### PROVIDED ENTRIES
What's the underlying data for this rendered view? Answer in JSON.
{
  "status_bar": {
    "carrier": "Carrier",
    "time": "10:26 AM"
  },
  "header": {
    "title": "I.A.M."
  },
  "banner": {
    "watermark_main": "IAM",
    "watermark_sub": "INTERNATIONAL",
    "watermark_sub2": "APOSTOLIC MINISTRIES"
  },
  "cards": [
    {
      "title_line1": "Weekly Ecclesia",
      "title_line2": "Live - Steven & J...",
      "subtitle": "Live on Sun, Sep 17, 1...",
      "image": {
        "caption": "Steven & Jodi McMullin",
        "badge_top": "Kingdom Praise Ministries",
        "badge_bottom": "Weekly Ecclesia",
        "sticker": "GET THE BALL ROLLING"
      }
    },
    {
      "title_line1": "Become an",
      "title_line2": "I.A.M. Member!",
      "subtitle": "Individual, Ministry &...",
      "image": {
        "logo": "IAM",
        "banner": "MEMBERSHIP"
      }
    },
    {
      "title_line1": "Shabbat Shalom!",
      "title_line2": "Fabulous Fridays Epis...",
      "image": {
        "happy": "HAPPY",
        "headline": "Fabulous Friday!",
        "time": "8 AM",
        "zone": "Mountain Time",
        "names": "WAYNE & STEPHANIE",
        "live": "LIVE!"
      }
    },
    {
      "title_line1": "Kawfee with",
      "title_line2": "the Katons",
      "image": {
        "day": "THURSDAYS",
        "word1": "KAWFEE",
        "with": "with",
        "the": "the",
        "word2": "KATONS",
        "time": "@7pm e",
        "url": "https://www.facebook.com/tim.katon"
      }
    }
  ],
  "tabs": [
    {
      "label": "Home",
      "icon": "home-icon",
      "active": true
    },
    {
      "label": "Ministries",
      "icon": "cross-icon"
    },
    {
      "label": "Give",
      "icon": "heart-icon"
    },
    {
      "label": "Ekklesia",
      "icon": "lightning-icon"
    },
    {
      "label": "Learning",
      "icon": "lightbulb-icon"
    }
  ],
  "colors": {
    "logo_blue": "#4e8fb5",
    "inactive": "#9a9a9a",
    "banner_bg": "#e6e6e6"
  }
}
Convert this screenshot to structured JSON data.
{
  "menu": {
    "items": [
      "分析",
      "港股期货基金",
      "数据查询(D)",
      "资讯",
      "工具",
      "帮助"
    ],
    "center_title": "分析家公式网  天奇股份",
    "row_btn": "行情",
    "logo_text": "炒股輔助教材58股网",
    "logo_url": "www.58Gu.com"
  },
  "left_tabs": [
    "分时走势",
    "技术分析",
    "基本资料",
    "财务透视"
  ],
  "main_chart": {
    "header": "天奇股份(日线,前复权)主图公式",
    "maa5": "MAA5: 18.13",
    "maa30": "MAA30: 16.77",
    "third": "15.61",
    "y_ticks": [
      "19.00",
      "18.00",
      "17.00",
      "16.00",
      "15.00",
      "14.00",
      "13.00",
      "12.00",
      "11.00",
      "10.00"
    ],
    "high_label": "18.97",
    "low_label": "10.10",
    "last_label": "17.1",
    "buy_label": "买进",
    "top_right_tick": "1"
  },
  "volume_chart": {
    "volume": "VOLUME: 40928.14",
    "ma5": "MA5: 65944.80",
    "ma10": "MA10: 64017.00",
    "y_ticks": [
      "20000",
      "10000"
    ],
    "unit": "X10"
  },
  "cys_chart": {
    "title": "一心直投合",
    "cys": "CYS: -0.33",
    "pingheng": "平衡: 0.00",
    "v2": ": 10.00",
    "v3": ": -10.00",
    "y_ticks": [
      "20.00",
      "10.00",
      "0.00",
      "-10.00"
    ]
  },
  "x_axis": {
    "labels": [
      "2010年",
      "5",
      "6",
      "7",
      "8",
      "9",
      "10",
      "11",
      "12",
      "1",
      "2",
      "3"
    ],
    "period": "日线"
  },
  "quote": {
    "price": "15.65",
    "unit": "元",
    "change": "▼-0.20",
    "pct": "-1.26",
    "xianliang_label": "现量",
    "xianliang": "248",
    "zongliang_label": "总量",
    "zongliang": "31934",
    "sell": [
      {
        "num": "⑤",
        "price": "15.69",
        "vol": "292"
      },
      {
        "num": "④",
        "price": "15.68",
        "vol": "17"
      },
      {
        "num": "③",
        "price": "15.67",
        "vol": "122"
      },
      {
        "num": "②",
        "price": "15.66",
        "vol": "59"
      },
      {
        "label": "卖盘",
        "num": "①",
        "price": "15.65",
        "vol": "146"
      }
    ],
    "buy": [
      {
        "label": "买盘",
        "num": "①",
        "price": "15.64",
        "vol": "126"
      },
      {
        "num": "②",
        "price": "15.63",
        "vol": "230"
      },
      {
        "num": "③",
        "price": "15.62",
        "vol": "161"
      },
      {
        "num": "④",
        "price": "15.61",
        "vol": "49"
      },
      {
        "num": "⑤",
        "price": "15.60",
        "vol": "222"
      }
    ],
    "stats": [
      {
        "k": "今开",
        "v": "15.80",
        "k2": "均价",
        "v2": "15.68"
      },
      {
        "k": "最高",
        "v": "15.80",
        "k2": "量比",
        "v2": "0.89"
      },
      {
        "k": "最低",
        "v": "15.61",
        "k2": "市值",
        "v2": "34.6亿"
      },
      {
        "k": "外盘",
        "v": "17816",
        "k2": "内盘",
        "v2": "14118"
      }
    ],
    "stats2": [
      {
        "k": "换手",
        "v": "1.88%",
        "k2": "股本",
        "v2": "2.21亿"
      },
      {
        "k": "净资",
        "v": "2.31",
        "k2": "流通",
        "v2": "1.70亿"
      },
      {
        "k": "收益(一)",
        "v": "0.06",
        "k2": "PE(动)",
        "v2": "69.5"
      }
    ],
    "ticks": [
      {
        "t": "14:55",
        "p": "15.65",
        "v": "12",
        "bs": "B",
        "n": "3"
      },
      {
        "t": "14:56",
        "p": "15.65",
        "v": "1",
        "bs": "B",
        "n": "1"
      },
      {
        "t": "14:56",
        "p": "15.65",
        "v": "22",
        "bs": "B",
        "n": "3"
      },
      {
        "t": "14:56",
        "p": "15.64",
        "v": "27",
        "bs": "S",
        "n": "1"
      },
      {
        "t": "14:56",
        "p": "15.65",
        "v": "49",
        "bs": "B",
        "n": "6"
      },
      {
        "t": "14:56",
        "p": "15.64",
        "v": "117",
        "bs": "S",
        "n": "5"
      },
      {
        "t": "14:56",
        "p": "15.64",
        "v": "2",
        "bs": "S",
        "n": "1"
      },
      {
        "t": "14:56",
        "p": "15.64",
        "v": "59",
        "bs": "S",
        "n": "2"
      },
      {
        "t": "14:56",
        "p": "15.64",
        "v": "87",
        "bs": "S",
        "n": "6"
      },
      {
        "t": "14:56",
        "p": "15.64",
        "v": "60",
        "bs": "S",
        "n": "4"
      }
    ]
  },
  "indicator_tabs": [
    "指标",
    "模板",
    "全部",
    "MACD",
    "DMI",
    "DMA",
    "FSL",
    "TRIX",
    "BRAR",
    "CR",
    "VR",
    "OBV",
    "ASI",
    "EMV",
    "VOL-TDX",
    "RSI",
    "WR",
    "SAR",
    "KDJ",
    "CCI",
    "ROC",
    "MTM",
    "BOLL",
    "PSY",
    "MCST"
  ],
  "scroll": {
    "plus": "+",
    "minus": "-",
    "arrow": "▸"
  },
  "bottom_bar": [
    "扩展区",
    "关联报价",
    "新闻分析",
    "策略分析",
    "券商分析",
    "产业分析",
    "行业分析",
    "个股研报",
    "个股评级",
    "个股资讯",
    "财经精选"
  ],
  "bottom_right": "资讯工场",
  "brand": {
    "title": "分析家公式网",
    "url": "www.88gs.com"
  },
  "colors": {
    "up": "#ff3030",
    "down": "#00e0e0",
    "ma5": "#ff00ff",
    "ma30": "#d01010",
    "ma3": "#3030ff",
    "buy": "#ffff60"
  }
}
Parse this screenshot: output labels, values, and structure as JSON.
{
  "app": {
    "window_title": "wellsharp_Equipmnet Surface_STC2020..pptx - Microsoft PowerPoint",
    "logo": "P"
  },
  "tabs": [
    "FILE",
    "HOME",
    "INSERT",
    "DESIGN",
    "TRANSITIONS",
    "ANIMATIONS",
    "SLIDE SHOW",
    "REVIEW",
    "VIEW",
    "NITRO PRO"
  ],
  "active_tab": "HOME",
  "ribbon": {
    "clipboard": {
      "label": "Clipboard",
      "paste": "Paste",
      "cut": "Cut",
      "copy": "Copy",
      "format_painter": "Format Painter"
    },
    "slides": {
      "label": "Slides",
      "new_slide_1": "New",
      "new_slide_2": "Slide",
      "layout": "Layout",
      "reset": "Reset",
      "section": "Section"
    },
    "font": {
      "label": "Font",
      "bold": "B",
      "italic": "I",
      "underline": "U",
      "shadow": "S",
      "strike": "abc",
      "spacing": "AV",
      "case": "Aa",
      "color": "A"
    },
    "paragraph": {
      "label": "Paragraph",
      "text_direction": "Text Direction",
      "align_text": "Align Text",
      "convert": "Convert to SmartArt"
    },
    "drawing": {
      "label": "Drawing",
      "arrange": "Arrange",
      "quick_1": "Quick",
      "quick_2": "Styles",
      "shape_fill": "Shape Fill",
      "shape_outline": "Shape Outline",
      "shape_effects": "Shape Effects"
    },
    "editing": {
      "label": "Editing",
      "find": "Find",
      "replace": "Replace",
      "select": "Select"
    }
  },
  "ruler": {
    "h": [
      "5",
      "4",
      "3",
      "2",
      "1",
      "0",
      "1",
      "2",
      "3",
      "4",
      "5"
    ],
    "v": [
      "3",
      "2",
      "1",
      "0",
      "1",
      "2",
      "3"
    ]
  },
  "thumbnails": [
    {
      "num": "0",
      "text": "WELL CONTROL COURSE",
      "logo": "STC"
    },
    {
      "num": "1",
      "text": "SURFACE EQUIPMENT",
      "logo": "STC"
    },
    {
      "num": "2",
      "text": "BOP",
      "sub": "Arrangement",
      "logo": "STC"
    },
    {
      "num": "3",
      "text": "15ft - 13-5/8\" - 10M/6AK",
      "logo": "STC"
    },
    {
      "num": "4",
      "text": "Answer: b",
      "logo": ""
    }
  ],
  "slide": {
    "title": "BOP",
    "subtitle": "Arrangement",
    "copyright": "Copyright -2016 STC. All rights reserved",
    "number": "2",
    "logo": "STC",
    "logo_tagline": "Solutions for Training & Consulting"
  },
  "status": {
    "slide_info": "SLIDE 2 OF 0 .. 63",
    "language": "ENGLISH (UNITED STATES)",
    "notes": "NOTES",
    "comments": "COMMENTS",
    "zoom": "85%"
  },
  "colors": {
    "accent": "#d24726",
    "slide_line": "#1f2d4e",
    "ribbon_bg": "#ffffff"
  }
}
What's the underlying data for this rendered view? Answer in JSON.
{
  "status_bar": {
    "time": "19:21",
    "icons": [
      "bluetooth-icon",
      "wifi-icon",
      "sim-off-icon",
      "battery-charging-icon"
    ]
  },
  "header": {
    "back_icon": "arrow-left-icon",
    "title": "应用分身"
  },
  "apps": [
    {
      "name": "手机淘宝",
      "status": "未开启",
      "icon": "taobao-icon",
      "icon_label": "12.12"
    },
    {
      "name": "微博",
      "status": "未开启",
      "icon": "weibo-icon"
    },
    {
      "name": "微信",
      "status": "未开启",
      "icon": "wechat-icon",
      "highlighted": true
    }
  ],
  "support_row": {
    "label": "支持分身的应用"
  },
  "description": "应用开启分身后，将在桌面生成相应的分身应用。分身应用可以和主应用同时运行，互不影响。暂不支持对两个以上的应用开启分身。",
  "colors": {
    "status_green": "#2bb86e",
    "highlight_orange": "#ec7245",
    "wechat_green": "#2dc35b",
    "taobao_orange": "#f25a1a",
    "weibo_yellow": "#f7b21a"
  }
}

### YOUR GOAL
Show every line in the entries where the string "screenshot" occurs.

### THE OUTPUT
Convert this screenshot to structured JSON data.
Parse this screenshot: output labels, values, and structure as JSON.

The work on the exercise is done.